=== Available records ===

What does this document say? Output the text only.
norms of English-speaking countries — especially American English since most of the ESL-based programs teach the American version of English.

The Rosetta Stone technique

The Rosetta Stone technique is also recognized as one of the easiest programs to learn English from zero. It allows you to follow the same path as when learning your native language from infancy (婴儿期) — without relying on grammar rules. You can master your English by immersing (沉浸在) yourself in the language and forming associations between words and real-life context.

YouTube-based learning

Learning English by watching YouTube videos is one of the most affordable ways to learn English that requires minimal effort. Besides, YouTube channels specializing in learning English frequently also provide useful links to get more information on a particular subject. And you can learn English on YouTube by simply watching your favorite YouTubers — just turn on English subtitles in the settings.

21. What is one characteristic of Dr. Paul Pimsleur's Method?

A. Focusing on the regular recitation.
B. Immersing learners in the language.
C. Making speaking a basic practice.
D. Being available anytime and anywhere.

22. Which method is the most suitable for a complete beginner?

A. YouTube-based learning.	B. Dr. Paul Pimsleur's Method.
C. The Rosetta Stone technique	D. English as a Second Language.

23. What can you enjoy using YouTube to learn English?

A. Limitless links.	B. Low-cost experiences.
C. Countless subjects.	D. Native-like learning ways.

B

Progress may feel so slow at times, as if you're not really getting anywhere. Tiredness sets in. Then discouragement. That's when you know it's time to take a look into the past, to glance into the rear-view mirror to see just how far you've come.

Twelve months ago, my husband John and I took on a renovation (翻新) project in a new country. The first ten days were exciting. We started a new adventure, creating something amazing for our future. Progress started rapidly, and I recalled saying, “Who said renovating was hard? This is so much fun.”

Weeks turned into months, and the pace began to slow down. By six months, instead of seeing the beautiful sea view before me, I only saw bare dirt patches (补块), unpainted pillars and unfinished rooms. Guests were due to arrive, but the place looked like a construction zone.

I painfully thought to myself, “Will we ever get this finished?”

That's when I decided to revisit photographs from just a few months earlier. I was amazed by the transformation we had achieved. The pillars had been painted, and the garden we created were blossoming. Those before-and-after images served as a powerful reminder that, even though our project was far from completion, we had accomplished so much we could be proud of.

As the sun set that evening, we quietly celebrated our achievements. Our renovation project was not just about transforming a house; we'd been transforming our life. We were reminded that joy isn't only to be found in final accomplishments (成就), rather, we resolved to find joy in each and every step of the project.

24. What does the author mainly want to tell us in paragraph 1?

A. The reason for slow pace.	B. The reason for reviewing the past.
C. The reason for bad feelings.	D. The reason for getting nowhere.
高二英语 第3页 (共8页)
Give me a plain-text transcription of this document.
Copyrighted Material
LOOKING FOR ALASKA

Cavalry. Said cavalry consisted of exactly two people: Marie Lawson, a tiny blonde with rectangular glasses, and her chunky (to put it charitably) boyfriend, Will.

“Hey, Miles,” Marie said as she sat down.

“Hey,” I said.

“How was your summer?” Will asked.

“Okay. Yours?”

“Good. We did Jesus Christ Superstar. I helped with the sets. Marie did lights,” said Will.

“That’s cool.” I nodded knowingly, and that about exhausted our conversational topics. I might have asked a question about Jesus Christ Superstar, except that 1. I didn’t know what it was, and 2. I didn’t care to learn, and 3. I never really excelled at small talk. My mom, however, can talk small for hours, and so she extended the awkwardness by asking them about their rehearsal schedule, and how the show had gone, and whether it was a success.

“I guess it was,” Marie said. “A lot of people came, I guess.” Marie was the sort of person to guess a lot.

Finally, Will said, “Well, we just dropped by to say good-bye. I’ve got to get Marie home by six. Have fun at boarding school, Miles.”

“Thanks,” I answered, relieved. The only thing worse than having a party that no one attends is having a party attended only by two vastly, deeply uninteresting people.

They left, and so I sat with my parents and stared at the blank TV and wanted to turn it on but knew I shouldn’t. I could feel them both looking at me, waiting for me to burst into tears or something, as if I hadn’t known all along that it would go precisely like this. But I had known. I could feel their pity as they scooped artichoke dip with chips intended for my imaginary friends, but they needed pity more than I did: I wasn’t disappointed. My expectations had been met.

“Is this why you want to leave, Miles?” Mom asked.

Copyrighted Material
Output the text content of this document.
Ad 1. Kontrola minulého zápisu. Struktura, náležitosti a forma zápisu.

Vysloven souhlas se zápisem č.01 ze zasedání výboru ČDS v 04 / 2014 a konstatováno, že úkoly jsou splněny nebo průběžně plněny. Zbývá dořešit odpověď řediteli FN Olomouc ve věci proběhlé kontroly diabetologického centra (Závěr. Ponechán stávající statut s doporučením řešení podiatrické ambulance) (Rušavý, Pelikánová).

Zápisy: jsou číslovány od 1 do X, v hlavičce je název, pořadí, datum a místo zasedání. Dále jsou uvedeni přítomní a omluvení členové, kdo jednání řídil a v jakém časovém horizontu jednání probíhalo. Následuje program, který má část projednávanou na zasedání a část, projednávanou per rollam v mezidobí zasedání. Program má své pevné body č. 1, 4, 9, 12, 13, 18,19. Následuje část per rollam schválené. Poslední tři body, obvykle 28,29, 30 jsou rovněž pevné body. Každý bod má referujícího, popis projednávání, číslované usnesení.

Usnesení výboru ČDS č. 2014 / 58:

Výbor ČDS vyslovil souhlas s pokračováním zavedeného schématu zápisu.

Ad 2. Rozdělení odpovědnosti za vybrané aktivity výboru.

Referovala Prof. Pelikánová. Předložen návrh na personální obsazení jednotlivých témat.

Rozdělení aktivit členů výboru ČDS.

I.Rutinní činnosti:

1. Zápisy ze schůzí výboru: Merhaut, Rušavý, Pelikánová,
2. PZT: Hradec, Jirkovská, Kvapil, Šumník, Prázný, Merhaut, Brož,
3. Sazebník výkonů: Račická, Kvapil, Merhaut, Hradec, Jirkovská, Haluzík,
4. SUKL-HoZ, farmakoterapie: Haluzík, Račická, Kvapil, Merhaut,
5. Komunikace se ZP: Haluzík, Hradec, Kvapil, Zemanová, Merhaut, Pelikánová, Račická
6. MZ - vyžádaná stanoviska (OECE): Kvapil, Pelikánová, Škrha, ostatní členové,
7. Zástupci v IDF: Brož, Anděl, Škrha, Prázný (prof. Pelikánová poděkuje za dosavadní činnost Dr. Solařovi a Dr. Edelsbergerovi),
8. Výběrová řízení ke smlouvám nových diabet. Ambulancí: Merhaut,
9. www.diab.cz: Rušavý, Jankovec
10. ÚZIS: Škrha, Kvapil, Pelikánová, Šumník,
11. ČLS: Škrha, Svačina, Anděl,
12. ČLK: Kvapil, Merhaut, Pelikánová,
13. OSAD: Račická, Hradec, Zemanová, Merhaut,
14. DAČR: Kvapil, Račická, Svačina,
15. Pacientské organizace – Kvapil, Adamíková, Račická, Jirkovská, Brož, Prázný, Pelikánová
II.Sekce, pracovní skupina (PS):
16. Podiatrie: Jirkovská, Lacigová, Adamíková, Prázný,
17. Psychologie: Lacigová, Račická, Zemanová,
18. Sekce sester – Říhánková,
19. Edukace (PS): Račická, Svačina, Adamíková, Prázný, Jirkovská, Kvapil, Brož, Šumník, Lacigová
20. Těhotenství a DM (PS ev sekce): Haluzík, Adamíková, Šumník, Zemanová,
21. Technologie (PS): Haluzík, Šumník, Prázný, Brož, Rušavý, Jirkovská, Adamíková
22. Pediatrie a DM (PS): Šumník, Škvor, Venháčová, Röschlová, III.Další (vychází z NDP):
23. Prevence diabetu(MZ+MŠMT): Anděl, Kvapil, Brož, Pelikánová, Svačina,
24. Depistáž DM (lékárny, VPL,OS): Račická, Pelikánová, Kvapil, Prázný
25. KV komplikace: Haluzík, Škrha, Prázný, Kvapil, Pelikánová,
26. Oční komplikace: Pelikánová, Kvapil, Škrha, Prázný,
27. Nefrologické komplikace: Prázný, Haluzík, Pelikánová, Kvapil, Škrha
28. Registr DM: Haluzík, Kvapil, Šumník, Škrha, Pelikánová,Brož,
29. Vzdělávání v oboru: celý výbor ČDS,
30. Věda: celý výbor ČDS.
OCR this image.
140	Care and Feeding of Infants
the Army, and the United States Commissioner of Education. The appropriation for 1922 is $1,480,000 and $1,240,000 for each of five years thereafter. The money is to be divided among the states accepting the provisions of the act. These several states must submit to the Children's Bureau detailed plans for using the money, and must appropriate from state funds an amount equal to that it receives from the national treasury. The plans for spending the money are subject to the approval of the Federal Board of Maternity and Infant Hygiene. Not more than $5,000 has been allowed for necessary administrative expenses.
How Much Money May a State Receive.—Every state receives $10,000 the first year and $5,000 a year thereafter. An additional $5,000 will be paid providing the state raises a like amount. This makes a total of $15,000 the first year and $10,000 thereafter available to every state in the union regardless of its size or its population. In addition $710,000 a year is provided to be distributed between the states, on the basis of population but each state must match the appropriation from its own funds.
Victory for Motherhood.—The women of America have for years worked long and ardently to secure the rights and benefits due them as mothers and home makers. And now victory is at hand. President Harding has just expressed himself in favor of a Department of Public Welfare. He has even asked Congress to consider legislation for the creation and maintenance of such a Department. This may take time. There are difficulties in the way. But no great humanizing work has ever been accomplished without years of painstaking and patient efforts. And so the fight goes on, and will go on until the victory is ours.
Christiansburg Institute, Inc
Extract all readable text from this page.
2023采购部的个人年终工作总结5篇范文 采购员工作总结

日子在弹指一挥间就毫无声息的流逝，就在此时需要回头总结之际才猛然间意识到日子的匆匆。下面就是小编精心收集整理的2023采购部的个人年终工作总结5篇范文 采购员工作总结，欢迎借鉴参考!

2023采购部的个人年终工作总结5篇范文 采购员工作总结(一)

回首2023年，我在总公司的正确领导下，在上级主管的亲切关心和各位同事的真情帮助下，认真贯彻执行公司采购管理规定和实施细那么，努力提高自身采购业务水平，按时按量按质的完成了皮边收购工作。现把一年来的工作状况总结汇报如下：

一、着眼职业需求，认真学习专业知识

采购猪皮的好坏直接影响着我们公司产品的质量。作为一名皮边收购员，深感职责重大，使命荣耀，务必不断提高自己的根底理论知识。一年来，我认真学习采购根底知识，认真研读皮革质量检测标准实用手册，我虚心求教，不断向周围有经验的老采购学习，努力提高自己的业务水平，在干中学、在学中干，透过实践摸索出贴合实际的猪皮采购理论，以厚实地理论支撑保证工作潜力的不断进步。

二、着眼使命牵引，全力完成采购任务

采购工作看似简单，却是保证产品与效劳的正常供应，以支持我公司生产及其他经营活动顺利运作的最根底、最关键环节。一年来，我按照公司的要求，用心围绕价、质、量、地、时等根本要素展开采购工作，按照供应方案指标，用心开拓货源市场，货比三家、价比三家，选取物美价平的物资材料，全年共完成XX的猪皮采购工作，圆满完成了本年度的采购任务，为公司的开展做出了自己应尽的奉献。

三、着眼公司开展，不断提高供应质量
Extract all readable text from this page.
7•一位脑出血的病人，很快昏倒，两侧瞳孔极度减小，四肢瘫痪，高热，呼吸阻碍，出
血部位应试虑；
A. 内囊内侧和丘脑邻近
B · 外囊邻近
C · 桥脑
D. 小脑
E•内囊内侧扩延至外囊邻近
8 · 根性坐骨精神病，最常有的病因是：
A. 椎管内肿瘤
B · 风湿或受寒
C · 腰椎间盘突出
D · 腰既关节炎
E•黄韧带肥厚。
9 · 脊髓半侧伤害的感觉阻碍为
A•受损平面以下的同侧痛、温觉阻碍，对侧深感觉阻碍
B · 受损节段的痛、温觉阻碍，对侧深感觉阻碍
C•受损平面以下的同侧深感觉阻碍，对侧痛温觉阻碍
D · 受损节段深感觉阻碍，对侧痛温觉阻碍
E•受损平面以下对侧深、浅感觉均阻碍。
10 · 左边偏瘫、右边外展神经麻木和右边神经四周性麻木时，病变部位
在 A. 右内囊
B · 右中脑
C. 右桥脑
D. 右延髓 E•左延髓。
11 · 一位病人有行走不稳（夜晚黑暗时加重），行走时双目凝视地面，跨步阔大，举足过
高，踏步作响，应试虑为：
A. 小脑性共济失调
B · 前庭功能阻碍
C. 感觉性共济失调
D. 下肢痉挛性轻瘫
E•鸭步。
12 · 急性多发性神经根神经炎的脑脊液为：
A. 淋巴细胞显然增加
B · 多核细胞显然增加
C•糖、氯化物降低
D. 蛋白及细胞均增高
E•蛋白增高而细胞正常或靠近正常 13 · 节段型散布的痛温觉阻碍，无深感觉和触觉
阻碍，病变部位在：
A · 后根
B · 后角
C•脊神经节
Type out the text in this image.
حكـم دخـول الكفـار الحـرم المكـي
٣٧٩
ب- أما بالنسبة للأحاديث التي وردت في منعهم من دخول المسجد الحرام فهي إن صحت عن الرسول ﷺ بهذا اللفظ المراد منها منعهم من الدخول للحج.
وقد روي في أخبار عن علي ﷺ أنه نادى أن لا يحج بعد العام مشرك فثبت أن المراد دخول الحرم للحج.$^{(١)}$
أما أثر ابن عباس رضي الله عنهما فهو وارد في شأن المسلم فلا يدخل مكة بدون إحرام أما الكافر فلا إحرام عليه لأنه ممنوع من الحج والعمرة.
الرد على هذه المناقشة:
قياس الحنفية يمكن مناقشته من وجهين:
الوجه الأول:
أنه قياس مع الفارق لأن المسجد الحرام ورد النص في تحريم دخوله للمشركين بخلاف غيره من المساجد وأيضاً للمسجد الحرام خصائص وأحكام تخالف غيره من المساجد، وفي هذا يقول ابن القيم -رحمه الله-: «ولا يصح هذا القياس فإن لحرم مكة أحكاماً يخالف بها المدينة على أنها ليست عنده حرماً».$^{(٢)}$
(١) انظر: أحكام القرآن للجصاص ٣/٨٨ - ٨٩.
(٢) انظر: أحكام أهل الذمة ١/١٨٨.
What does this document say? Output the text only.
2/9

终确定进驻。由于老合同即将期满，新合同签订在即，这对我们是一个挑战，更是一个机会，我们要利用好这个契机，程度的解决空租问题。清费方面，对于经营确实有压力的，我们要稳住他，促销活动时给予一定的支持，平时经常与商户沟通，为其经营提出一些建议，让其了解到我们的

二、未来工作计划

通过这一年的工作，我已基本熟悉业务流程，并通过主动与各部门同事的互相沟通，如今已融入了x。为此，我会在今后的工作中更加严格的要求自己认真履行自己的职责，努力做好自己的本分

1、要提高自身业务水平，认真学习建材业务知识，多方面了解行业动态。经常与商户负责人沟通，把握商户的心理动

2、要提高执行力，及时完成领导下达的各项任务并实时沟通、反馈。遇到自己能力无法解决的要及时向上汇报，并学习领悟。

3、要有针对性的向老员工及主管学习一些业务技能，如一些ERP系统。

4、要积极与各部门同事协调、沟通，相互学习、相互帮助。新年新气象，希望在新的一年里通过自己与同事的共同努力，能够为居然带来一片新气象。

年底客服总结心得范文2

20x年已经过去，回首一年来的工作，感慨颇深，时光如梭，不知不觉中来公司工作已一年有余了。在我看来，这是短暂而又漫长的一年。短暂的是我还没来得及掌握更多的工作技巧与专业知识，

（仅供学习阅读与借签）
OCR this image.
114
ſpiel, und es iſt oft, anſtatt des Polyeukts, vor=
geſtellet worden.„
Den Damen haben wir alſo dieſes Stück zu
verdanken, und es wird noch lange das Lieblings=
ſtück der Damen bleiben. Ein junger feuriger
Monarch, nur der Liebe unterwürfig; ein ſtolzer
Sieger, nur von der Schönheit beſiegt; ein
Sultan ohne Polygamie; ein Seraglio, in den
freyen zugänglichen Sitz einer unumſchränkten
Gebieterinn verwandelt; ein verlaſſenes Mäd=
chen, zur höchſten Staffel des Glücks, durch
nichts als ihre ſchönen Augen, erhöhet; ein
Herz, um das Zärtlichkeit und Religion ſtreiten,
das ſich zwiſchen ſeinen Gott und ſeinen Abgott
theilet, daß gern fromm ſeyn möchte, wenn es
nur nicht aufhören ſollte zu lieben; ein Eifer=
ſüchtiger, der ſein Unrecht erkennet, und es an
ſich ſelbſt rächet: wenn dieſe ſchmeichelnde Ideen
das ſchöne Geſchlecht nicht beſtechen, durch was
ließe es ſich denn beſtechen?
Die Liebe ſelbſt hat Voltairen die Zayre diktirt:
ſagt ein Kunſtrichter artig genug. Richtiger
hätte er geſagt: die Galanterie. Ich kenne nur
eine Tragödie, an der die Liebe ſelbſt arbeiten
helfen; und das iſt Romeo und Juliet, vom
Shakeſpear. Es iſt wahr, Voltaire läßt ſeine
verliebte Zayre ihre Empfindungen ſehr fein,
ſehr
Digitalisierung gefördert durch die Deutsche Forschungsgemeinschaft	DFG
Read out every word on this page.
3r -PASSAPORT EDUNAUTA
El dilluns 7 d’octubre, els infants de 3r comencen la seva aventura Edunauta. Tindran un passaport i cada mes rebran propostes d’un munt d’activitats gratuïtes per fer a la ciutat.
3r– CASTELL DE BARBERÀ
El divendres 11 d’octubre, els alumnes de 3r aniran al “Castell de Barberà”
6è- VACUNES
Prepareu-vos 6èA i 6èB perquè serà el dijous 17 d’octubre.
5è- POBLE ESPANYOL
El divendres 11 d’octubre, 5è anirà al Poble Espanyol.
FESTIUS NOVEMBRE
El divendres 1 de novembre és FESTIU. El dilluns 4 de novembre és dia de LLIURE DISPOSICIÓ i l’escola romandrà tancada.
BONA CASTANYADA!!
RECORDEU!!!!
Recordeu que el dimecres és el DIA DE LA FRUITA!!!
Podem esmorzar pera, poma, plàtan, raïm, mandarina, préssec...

===

What is asked:
Report the number of lines in the listing above that include the word "beſtechen", and nothing else.

Full output:
2